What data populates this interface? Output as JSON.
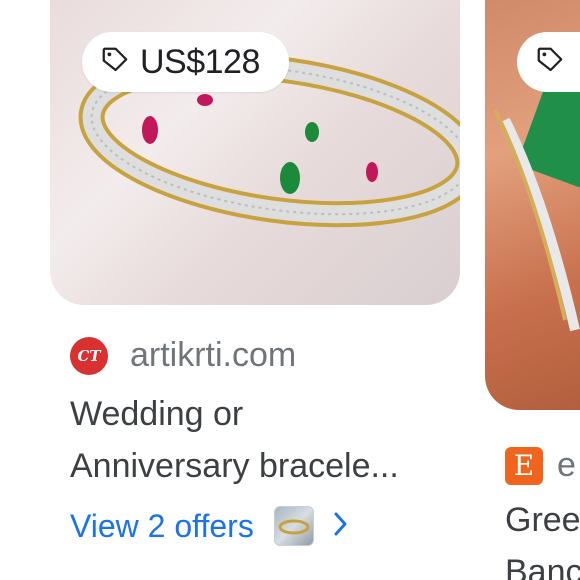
{
  "cards": [
    {
      "price": "US$128",
      "source": {
        "logo_text": "CT",
        "name": "artikrti.com"
      },
      "title_lines": [
        "Wedding or",
        "Anniversary bracele..."
      ],
      "offers_label": "View 2 offers",
      "icons": {
        "tag": "tag-icon",
        "chevron": "chevron-right-icon"
      },
      "colors": {
        "link": "#1a73e8",
        "logo_bg": "#d93030"
      }
    },
    {
      "source": {
        "logo_text": "E",
        "name": "e"
      },
      "title_lines": [
        "Gree",
        "Banc"
      ],
      "colors": {
        "logo_bg": "#f1641e"
      }
    }
  ]
}
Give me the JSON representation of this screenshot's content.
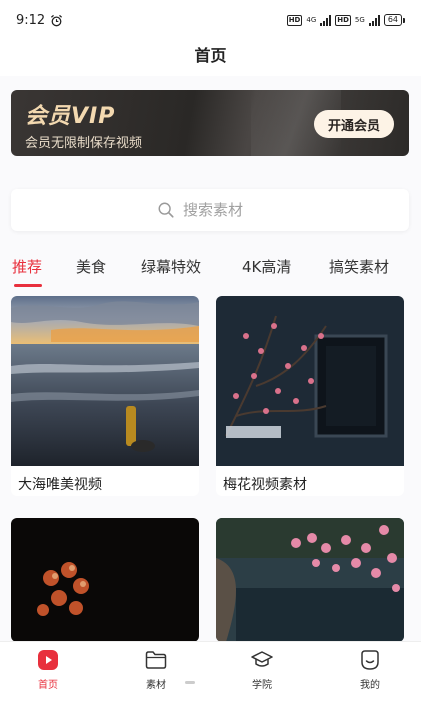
{
  "status_bar": {
    "time": "9:12",
    "network_left": "HD",
    "network_left_type": "4G",
    "network_right": "HD",
    "network_right_type": "5G",
    "battery": "64",
    "alarm_icon": "alarm-clock-icon"
  },
  "header": {
    "title": "首页"
  },
  "vip_banner": {
    "title": "会员VIP",
    "subtitle": "会员无限制保存视频",
    "button_label": "开通会员",
    "title_color": "#f3d9b0"
  },
  "search": {
    "placeholder": "搜索素材",
    "icon": "search-icon"
  },
  "tabs": [
    {
      "label": "推荐",
      "active": true
    },
    {
      "label": "美食",
      "active": false
    },
    {
      "label": "绿幕特效",
      "active": false
    },
    {
      "label": "4K高清",
      "active": false
    },
    {
      "label": "搞笑素材",
      "active": false
    }
  ],
  "cards": [
    {
      "caption": "大海唯美视频"
    },
    {
      "caption": "梅花视频素材"
    },
    {
      "caption": ""
    },
    {
      "caption": ""
    }
  ],
  "bottom_nav": [
    {
      "label": "首页",
      "icon": "home-play-icon",
      "active": true
    },
    {
      "label": "素材",
      "icon": "folder-icon",
      "active": false
    },
    {
      "label": "学院",
      "icon": "graduation-cap-icon",
      "active": false
    },
    {
      "label": "我的",
      "icon": "profile-smile-icon",
      "active": false
    }
  ],
  "colors": {
    "accent": "#e8303d",
    "vip_dark": "#2a2826",
    "vip_gold": "#f3d9b0"
  }
}
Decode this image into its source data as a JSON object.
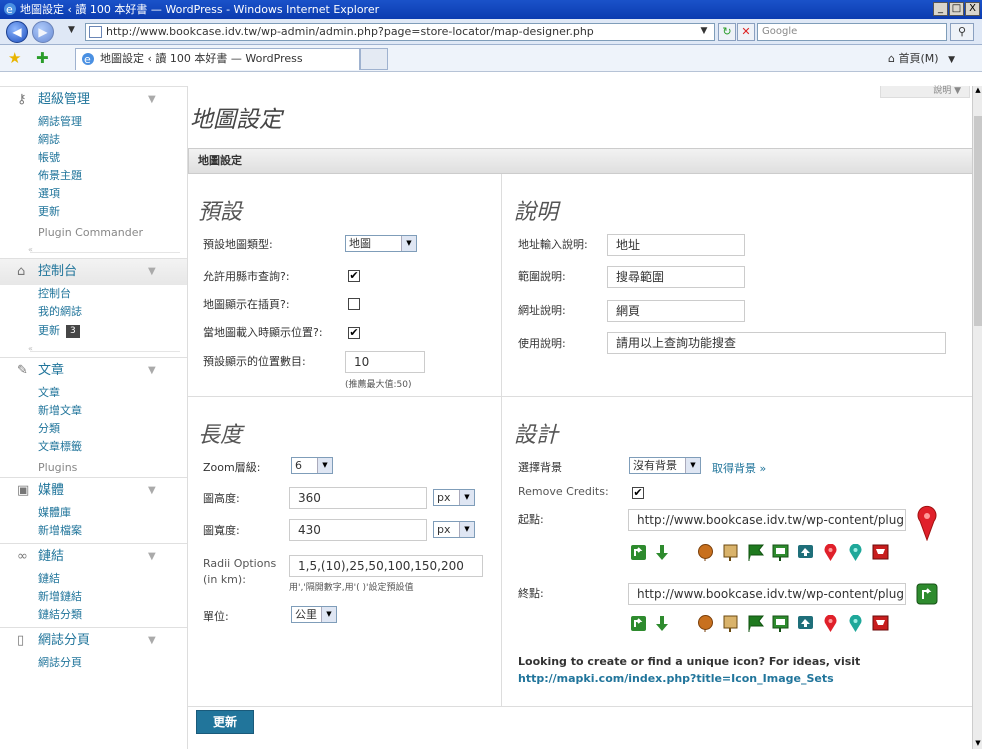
{
  "window": {
    "title": "地圖設定 ‹ 讀 100 本好書 — WordPress - Windows Internet Explorer",
    "min": "_",
    "max": "□",
    "close": "X"
  },
  "browser": {
    "url": "http://www.bookcase.idv.tw/wp-admin/admin.php?page=store-locator/map-designer.php",
    "search_placeholder": "Google",
    "tab_title": "地圖設定 ‹ 讀 100 本好書 — WordPress",
    "home_label": "首頁(M)"
  },
  "sidebar": {
    "super_admin": {
      "label": "超級管理",
      "items": [
        "網誌管理",
        "網誌",
        "帳號",
        "佈景主題",
        "選項",
        "更新"
      ],
      "plugin_item": "Plugin Commander"
    },
    "dashboard": {
      "label": "控制台",
      "items": [
        "控制台",
        "我的網誌"
      ],
      "update_label": "更新",
      "update_count": "3"
    },
    "posts": {
      "label": "文章",
      "items": [
        "文章",
        "新增文章",
        "分類",
        "文章標籤"
      ],
      "plugins_item": "Plugins"
    },
    "media": {
      "label": "媒體",
      "items": [
        "媒體庫",
        "新增檔案"
      ]
    },
    "links": {
      "label": "鏈結",
      "items": [
        "鏈結",
        "新增鏈結",
        "鏈結分類"
      ]
    },
    "pages": {
      "label": "網誌分頁",
      "items": [
        "網誌分頁"
      ]
    }
  },
  "header": {
    "help": "說明",
    "page_title": "地圖設定",
    "box_title": "地圖設定"
  },
  "defaults": {
    "title": "預設",
    "map_type_label": "預設地圖類型:",
    "map_type_value": "地圖",
    "city_search_label": "允許用縣市查詢?:",
    "city_search_checked": true,
    "show_in_page_label": "地圖顯示在插頁?:",
    "show_in_page_checked": false,
    "show_location_label": "當地圖載入時顯示位置?:",
    "show_location_checked": true,
    "count_label": "預設顯示的位置數目:",
    "count_value": "10",
    "count_hint": "(推薦最大值:50)"
  },
  "description": {
    "title": "說明",
    "address_label": "地址輸入說明:",
    "address_value": "地址",
    "range_label": "範圍說明:",
    "range_value": "搜尋範圍",
    "website_label": "網址說明:",
    "website_value": "網頁",
    "usage_label": "使用說明:",
    "usage_value": "請用以上查詢功能搜查"
  },
  "dimensions": {
    "title": "長度",
    "zoom_label": "Zoom層級:",
    "zoom_value": "6",
    "height_label": "圖高度:",
    "height_value": "360",
    "height_unit": "px",
    "width_label": "圖寬度:",
    "width_value": "430",
    "width_unit": "px",
    "radii_label_1": "Radii Options",
    "radii_label_2": "(in km):",
    "radii_value": "1,5,(10),25,50,100,150,200",
    "radii_hint": "用','隔開數字,用'( )'設定預設值",
    "unit_label": "單位:",
    "unit_value": "公里"
  },
  "design": {
    "title": "設計",
    "bg_label": "選擇背景",
    "bg_value": "沒有背景",
    "bg_link": "取得背景 »",
    "credits_label": "Remove Credits:",
    "credits_checked": true,
    "start_label": "起點:",
    "start_value": "http://www.bookcase.idv.tw/wp-content/plug",
    "end_label": "終點:",
    "end_value": "http://www.bookcase.idv.tw/wp-content/plug",
    "icon_note": "Looking to create or find a unique icon? For ideas, visit",
    "icon_link": "http://mapki.com/index.php?title=Icon_Image_Sets"
  },
  "save_label": "更新",
  "colors": {
    "admin_blue": "#21759b",
    "marker_red": "#e0202a",
    "icon_green": "#2e8b2e"
  }
}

◆ **What to work on**: Reproduce each record above by retyping it exactly; omit all images.

◆ **Final result**:
What data populates this interface? Output as JSON.
{
  "cards": [
    {
      "price": "US$128",
      "source": {
        "logo_text": "CT",
        "name": "artikrti.com"
      },
      "title_lines": [
        "Wedding or",
        "Anniversary bracele..."
      ],
      "offers_label": "View 2 offers",
      "icons": {
        "tag": "tag-icon",
        "chevron": "chevron-right-icon"
      },
      "colors": {
        "link": "#1a73e8",
        "logo_bg": "#d93030"
      }
    },
    {
      "source": {
        "logo_text": "E",
        "name": "e"
      },
      "title_lines": [
        "Gree",
        "Banc"
      ],
      "colors": {
        "logo_bg": "#f1641e"
      }
    }
  ]
}
Give me the JSON representation of this screenshot's content.
{
  "status_bar": {
    "time": "9:12",
    "network_left": "HD",
    "network_left_type": "4G",
    "network_right": "HD",
    "network_right_type": "5G",
    "battery": "64",
    "alarm_icon": "alarm-clock-icon"
  },
  "header": {
    "title": "首页"
  },
  "vip_banner": {
    "title": "会员VIP",
    "subtitle": "会员无限制保存视频",
    "button_label": "开通会员",
    "title_color": "#f3d9b0"
  },
  "search": {
    "placeholder": "搜索素材",
    "icon": "search-icon"
  },
  "tabs": [
    {
      "label": "推荐",
      "active": true
    },
    {
      "label": "美食",
      "active": false
    },
    {
      "label": "绿幕特效",
      "active": false
    },
    {
      "label": "4K高清",
      "active": false
    },
    {
      "label": "搞笑素材",
      "active": false
    }
  ],
  "cards": [
    {
      "caption": "大海唯美视频"
    },
    {
      "caption": "梅花视频素材"
    },
    {
      "caption": ""
    },
    {
      "caption": ""
    }
  ],
  "bottom_nav": [
    {
      "label": "首页",
      "icon": "home-play-icon",
      "active": true
    },
    {
      "label": "素材",
      "icon": "folder-icon",
      "active": false
    },
    {
      "label": "学院",
      "icon": "graduation-cap-icon",
      "active": false
    },
    {
      "label": "我的",
      "icon": "profile-smile-icon",
      "active": false
    }
  ],
  "colors": {
    "accent": "#e8303d",
    "vip_dark": "#2a2826",
    "vip_gold": "#f3d9b0"
  }
}
Decode this image into its source data as a JSON object.
{
  "window": {
    "title": "地圖設定 ‹ 讀 100 本好書 — WordPress - Windows Internet Explorer",
    "min": "_",
    "max": "□",
    "close": "X"
  },
  "browser": {
    "url": "http://www.bookcase.idv.tw/wp-admin/admin.php?page=store-locator/map-designer.php",
    "search_placeholder": "Google",
    "tab_title": "地圖設定 ‹ 讀 100 本好書 — WordPress",
    "home_label": "首頁(M)"
  },
  "sidebar": {
    "super_admin": {
      "label": "超級管理",
      "items": [
        "網誌管理",
        "網誌",
        "帳號",
        "佈景主題",
        "選項",
        "更新"
      ],
      "plugin_item": "Plugin Commander"
    },
    "dashboard": {
      "label": "控制台",
      "items": [
        "控制台",
        "我的網誌"
      ],
      "update_label": "更新",
      "update_count": "3"
    },
    "posts": {
      "label": "文章",
      "items": [
        "文章",
        "新增文章",
        "分類",
        "文章標籤"
      ],
      "plugins_item": "Plugins"
    },
    "media": {
      "label": "媒體",
      "items": [
        "媒體庫",
        "新增檔案"
      ]
    },
    "links": {
      "label": "鏈結",
      "items": [
        "鏈結",
        "新增鏈結",
        "鏈結分類"
      ]
    },
    "pages": {
      "label": "網誌分頁",
      "items": [
        "網誌分頁"
      ]
    }
  },
  "header": {
    "help": "說明",
    "page_title": "地圖設定",
    "box_title": "地圖設定"
  },
  "defaults": {
    "title": "預設",
    "map_type_label": "預設地圖類型:",
    "map_type_value": "地圖",
    "city_search_label": "允許用縣市查詢?:",
    "city_search_checked": true,
    "show_in_page_label": "地圖顯示在插頁?:",
    "show_in_page_checked": false,
    "show_location_label": "當地圖載入時顯示位置?:",
    "show_location_checked": true,
    "count_label": "預設顯示的位置數目:",
    "count_value": "10",
    "count_hint": "(推薦最大值:50)"
  },
  "description": {
    "title": "說明",
    "address_label": "地址輸入說明:",
    "address_value": "地址",
    "range_label": "範圍說明:",
    "range_value": "搜尋範圍",
    "website_label": "網址說明:",
    "website_value": "網頁",
    "usage_label": "使用說明:",
    "usage_value": "請用以上查詢功能搜查"
  },
  "dimensions": {
    "title": "長度",
    "zoom_label": "Zoom層級:",
    "zoom_value": "6",
    "height_label": "圖高度:",
    "height_value": "360",
    "height_unit": "px",
    "width_label": "圖寬度:",
    "width_value": "430",
    "width_unit": "px",
    "radii_label_1": "Radii Options",
    "radii_label_2": "(in km):",
    "radii_value": "1,5,(10),25,50,100,150,200",
    "radii_hint": "用','隔開數字,用'( )'設定預設值",
    "unit_label": "單位:",
    "unit_value": "公里"
  },
  "design": {
    "title": "設計",
    "bg_label": "選擇背景",
    "bg_value": "沒有背景",
    "bg_link": "取得背景 »",
    "credits_label": "Remove Credits:",
    "credits_checked": true,
    "start_label": "起點:",
    "start_value": "http://www.bookcase.idv.tw/wp-content/plug",
    "end_label": "終點:",
    "end_value": "http://www.bookcase.idv.tw/wp-content/plug",
    "icon_note": "Looking to create or find a unique icon? For ideas, visit",
    "icon_link": "http://mapki.com/index.php?title=Icon_Image_Sets"
  },
  "save_label": "更新",
  "colors": {
    "admin_blue": "#21759b",
    "marker_red": "#e0202a",
    "icon_green": "#2e8b2e"
  }
}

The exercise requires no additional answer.